§ WHAT YOU NEED TO DO: Pull every line containing the word "poche" from the records.

Dataset entries:
>> START

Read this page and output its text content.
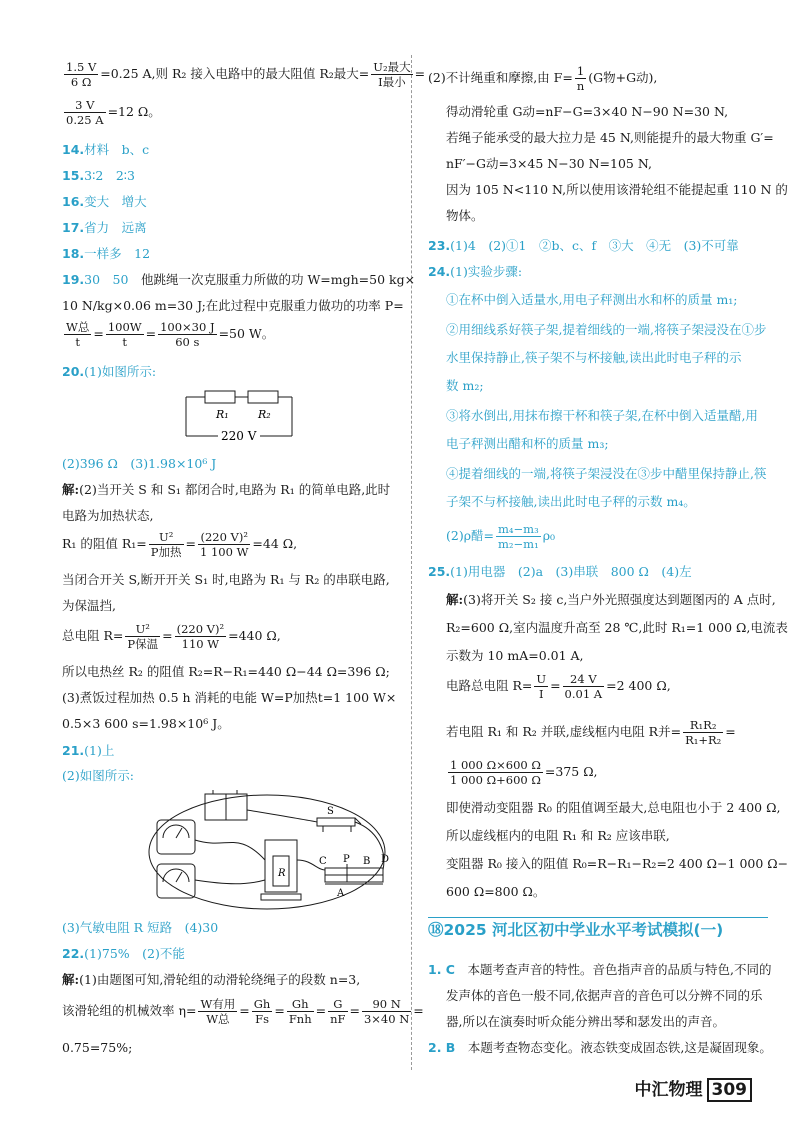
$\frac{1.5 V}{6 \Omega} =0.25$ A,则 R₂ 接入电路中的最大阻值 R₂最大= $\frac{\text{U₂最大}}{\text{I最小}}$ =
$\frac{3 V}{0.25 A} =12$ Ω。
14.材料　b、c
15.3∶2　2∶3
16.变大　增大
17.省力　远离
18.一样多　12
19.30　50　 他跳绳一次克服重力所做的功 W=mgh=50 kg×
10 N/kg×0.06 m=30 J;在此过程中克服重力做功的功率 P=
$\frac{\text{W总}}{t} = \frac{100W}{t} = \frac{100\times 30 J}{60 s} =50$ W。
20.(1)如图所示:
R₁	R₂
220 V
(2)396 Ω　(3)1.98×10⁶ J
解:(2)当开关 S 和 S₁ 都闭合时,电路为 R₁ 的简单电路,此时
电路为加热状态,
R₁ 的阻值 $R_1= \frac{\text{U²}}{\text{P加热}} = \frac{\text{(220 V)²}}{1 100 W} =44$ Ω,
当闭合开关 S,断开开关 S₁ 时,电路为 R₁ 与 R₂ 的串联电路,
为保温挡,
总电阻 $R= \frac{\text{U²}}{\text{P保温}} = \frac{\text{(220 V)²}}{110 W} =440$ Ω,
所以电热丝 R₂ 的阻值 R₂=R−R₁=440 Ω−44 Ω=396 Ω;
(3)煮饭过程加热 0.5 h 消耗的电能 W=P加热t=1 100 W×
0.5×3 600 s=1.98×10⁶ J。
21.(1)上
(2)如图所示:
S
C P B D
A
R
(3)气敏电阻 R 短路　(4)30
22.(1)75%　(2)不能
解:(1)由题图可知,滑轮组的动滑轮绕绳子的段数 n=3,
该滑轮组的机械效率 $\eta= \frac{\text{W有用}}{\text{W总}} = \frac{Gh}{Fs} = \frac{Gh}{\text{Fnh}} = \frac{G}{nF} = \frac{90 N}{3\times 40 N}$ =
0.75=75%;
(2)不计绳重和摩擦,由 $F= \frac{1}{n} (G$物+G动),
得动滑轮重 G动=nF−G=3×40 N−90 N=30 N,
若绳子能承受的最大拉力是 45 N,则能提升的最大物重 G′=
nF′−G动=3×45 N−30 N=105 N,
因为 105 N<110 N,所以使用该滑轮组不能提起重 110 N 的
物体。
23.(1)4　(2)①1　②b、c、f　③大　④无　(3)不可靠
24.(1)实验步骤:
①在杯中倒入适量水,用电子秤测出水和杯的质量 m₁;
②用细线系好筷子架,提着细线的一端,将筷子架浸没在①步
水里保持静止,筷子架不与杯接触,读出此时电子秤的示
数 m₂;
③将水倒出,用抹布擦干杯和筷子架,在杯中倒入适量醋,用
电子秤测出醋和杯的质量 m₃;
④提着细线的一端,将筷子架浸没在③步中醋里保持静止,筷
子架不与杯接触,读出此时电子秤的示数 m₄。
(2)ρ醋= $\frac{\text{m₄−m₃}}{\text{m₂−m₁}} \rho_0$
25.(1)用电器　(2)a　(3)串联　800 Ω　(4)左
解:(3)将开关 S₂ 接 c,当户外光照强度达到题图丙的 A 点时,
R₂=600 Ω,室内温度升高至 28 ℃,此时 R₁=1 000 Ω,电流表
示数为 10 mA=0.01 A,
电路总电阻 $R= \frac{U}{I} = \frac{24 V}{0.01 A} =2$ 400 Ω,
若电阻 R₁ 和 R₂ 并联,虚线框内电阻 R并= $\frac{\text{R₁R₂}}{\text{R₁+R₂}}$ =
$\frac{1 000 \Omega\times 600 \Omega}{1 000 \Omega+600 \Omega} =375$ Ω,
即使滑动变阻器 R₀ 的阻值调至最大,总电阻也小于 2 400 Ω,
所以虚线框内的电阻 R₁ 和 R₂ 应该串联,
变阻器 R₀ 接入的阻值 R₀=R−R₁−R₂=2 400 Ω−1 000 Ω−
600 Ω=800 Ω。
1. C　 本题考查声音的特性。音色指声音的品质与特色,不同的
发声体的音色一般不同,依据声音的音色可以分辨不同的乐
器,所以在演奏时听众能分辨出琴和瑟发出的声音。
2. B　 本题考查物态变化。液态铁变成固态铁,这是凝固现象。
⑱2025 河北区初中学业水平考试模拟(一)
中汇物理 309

>> END
>> START

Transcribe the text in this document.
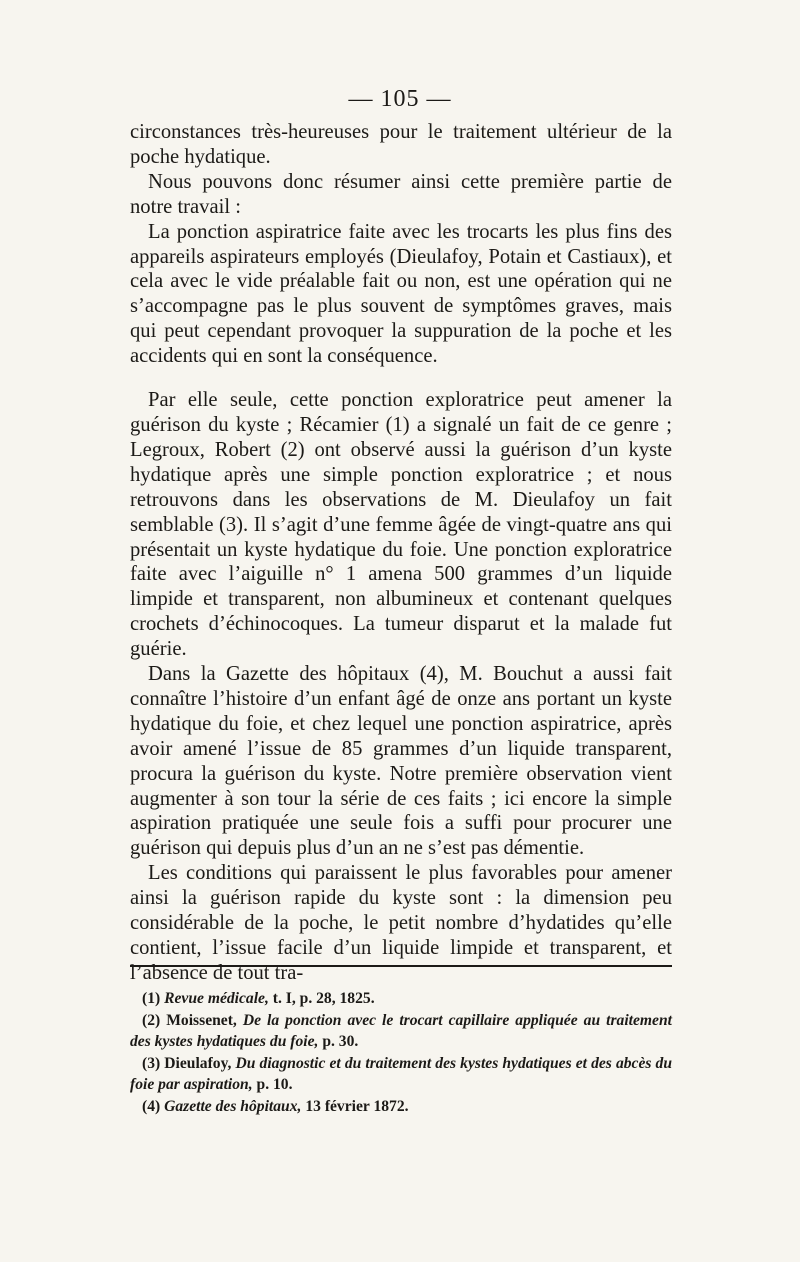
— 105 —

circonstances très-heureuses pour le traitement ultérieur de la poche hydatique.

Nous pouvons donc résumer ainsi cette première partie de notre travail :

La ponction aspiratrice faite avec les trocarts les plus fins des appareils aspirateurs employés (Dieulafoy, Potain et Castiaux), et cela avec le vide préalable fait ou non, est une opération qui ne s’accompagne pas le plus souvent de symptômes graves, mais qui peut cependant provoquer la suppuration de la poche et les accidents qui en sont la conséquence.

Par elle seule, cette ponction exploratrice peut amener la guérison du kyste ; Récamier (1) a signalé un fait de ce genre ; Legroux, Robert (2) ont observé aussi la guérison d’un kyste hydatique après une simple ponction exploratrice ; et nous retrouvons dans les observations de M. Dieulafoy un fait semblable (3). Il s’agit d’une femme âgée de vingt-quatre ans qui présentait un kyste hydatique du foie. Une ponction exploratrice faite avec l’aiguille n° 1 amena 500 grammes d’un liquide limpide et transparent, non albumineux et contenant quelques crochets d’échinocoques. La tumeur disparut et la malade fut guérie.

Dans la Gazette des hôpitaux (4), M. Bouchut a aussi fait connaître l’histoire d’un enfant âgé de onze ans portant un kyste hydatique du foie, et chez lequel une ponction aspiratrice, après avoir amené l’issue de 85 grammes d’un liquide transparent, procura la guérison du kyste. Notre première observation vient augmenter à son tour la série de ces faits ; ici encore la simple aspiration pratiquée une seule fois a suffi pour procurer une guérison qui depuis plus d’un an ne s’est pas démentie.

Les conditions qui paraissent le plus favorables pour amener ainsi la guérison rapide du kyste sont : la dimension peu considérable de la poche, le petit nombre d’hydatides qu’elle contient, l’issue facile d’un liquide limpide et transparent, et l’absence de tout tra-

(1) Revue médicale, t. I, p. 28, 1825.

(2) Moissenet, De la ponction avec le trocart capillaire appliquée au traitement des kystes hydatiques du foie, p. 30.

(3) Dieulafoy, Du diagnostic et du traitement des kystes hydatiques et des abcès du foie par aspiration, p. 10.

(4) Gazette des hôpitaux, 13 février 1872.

>> END
>> START

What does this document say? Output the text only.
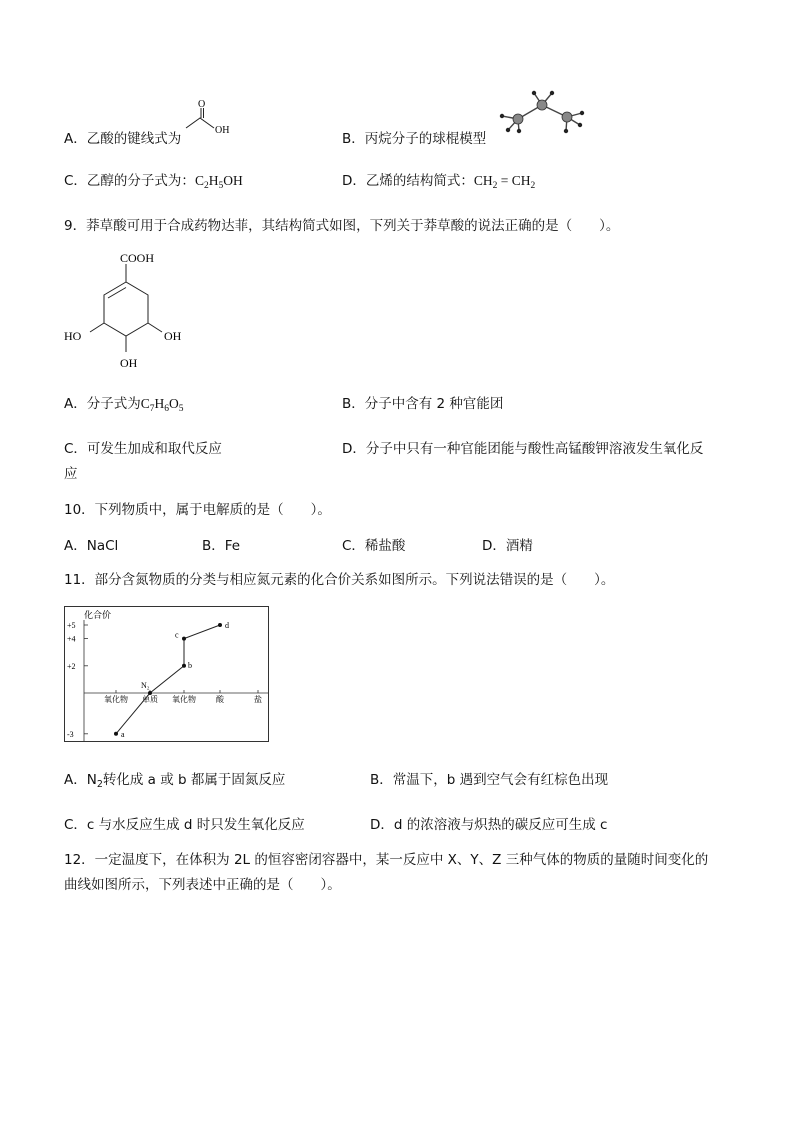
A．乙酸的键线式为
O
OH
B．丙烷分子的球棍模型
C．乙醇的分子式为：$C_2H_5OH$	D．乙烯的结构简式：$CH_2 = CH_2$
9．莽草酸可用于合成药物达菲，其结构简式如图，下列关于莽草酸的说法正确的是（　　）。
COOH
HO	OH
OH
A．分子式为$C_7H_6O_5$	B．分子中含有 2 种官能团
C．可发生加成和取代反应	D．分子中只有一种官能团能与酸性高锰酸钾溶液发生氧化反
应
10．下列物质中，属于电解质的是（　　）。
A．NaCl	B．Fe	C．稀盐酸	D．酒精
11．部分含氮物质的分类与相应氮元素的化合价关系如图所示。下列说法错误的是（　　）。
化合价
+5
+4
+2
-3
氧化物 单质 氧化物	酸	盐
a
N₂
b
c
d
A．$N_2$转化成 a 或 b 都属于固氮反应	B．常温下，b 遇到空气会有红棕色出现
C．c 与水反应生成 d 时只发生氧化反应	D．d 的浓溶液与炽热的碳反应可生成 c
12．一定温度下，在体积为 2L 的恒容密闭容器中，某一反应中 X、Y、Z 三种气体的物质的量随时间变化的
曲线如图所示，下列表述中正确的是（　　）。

>> END

§ REPLY:
circonstances très-heureuses pour le traitement ultérieur de la poche hydatique.
La ponction aspiratrice faite avec les trocarts les plus fins des appareils aspirateurs employés (Dieulafoy, Potain et Castiaux), et cela avec le vide préalable fait ou non, est une opération qui ne s’accompagne pas le plus souvent de symptômes graves, mais qui peut cependant provoquer la suppuration de la poche et les accidents qui en sont la conséquence.
Les conditions qui paraissent le plus favorables pour amener ainsi la guérison rapide du kyste sont : la dimension peu considérable de la poche, le petit nombre d’hydatides qu’elle contient, l’issue facile d’un liquide limpide et transparent, et l’absence de tout tra-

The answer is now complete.